§ YOUR OBJECTIVE
Restate, word for word, every line of the data.

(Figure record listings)
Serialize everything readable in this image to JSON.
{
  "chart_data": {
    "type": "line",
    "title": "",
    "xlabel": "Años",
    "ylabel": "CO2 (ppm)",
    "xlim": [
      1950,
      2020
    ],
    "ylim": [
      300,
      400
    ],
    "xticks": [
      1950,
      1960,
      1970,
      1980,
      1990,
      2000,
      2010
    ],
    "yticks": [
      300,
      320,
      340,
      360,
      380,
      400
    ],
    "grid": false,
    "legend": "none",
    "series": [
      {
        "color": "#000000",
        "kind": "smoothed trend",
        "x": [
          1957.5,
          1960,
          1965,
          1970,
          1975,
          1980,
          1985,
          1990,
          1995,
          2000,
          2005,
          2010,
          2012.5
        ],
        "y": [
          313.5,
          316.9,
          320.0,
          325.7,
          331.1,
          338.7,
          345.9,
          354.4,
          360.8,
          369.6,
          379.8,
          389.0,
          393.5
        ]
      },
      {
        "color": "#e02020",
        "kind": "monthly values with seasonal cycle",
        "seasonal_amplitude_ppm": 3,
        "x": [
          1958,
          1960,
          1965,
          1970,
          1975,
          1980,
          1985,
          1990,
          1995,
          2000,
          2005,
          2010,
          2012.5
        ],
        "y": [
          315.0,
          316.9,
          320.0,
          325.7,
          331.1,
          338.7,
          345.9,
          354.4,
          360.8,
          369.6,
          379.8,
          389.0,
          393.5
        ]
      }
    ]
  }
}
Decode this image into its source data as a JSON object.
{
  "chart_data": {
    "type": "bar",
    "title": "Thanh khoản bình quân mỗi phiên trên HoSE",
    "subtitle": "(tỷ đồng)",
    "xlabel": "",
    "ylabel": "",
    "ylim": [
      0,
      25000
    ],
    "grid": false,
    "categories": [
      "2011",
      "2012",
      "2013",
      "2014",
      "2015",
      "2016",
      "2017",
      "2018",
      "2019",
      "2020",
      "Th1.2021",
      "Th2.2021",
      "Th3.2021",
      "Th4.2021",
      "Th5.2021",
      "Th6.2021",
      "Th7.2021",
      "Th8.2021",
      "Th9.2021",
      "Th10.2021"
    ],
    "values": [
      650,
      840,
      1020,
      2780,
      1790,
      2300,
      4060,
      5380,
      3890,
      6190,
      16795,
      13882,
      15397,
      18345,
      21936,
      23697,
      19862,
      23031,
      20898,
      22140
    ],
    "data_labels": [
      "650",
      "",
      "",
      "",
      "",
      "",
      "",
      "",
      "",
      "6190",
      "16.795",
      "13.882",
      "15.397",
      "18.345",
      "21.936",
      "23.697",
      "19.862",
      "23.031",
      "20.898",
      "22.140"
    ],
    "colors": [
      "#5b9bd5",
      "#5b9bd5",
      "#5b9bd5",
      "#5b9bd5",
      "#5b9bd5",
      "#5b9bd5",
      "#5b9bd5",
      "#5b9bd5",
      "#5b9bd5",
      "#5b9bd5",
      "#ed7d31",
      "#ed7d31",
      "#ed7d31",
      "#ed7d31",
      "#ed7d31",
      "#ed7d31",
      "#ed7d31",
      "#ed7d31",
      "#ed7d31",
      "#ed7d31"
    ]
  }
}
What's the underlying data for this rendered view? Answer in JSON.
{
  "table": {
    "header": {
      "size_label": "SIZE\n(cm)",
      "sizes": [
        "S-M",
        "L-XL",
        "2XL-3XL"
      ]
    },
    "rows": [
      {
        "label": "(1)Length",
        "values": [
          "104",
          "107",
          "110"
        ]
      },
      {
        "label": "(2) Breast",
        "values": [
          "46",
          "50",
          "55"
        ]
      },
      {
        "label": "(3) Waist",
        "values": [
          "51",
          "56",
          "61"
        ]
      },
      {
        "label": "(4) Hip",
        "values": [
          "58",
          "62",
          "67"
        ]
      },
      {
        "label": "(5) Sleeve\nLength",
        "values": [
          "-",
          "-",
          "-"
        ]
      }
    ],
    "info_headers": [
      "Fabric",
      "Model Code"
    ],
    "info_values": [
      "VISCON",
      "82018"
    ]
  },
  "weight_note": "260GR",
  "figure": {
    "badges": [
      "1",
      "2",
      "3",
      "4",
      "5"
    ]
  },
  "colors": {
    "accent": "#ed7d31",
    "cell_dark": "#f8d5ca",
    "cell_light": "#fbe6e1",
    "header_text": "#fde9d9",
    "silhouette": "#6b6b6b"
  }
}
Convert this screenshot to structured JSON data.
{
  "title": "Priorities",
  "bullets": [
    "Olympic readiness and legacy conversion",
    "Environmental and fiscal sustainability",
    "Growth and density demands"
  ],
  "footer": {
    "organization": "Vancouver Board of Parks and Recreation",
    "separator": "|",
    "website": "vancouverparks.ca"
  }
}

§ FINISHED ANSWER
Serialize everything readable in this image to JSON.
{
  "chart_data": {
    "type": "line",
    "title": "",
    "xlabel": "Años",
    "ylabel": "CO2 (ppm)",
    "xlim": [
      1950,
      2020
    ],
    "ylim": [
      300,
      400
    ],
    "xticks": [
      1950,
      1960,
      1970,
      1980,
      1990,
      2000,
      2010
    ],
    "yticks": [
      300,
      320,
      340,
      360,
      380,
      400
    ],
    "grid": false,
    "legend": "none",
    "series": [
      {
        "color": "#000000",
        "kind": "smoothed trend",
        "x": [
          1957.5,
          1960,
          1965,
          1970,
          1975,
          1980,
          1985,
          1990,
          1995,
          2000,
          2005,
          2010,
          2012.5
        ],
        "y": [
          313.5,
          316.9,
          320.0,
          325.7,
          331.1,
          338.7,
          345.9,
          354.4,
          360.8,
          369.6,
          379.8,
          389.0,
          393.5
        ]
      },
      {
        "color": "#e02020",
        "kind": "monthly values with seasonal cycle",
        "seasonal_amplitude_ppm": 3,
        "x": [
          1958,
          1960,
          1965,
          1970,
          1975,
          1980,
          1985,
          1990,
          1995,
          2000,
          2005,
          2010,
          2012.5
        ],
        "y": [
          315.0,
          316.9,
          320.0,
          325.7,
          331.1,
          338.7,
          345.9,
          354.4,
          360.8,
          369.6,
          379.8,
          389.0,
          393.5
        ]
      }
    ]
  }
}
Decode this image into its source data as a JSON object.
{
  "chart_data": {
    "type": "bar",
    "title": "Thanh khoản bình quân mỗi phiên trên HoSE",
    "subtitle": "(tỷ đồng)",
    "xlabel": "",
    "ylabel": "",
    "ylim": [
      0,
      25000
    ],
    "grid": false,
    "categories": [
      "2011",
      "2012",
      "2013",
      "2014",
      "2015",
      "2016",
      "2017",
      "2018",
      "2019",
      "2020",
      "Th1.2021",
      "Th2.2021",
      "Th3.2021",
      "Th4.2021",
      "Th5.2021",
      "Th6.2021",
      "Th7.2021",
      "Th8.2021",
      "Th9.2021",
      "Th10.2021"
    ],
    "values": [
      650,
      840,
      1020,
      2780,
      1790,
      2300,
      4060,
      5380,
      3890,
      6190,
      16795,
      13882,
      15397,
      18345,
      21936,
      23697,
      19862,
      23031,
      20898,
      22140
    ],
    "data_labels": [
      "650",
      "",
      "",
      "",
      "",
      "",
      "",
      "",
      "",
      "6190",
      "16.795",
      "13.882",
      "15.397",
      "18.345",
      "21.936",
      "23.697",
      "19.862",
      "23.031",
      "20.898",
      "22.140"
    ],
    "colors": [
      "#5b9bd5",
      "#5b9bd5",
      "#5b9bd5",
      "#5b9bd5",
      "#5b9bd5",
      "#5b9bd5",
      "#5b9bd5",
      "#5b9bd5",
      "#5b9bd5",
      "#5b9bd5",
      "#ed7d31",
      "#ed7d31",
      "#ed7d31",
      "#ed7d31",
      "#ed7d31",
      "#ed7d31",
      "#ed7d31",
      "#ed7d31",
      "#ed7d31",
      "#ed7d31"
    ]
  }
}
What's the underlying data for this rendered view? Answer in JSON.
{
  "table": {
    "header": {
      "size_label": "SIZE\n(cm)",
      "sizes": [
        "S-M",
        "L-XL",
        "2XL-3XL"
      ]
    },
    "rows": [
      {
        "label": "(1)Length",
        "values": [
          "104",
          "107",
          "110"
        ]
      },
      {
        "label": "(2) Breast",
        "values": [
          "46",
          "50",
          "55"
        ]
      },
      {
        "label": "(3) Waist",
        "values": [
          "51",
          "56",
          "61"
        ]
      },
      {
        "label": "(4) Hip",
        "values": [
          "58",
          "62",
          "67"
        ]
      },
      {
        "label": "(5) Sleeve\nLength",
        "values": [
          "-",
          "-",
          "-"
        ]
      }
    ],
    "info_headers": [
      "Fabric",
      "Model Code"
    ],
    "info_values": [
      "VISCON",
      "82018"
    ]
  },
  "weight_note": "260GR",
  "figure": {
    "badges": [
      "1",
      "2",
      "3",
      "4",
      "5"
    ]
  },
  "colors": {
    "accent": "#ed7d31",
    "cell_dark": "#f8d5ca",
    "cell_light": "#fbe6e1",
    "header_text": "#fde9d9",
    "silhouette": "#6b6b6b"
  }
}
Convert this screenshot to structured JSON data.
{
  "title": "Priorities",
  "bullets": [
    "Olympic readiness and legacy conversion",
    "Environmental and fiscal sustainability",
    "Growth and density demands"
  ],
  "footer": {
    "organization": "Vancouver Board of Parks and Recreation",
    "separator": "|",
    "website": "vancouverparks.ca"
  }
}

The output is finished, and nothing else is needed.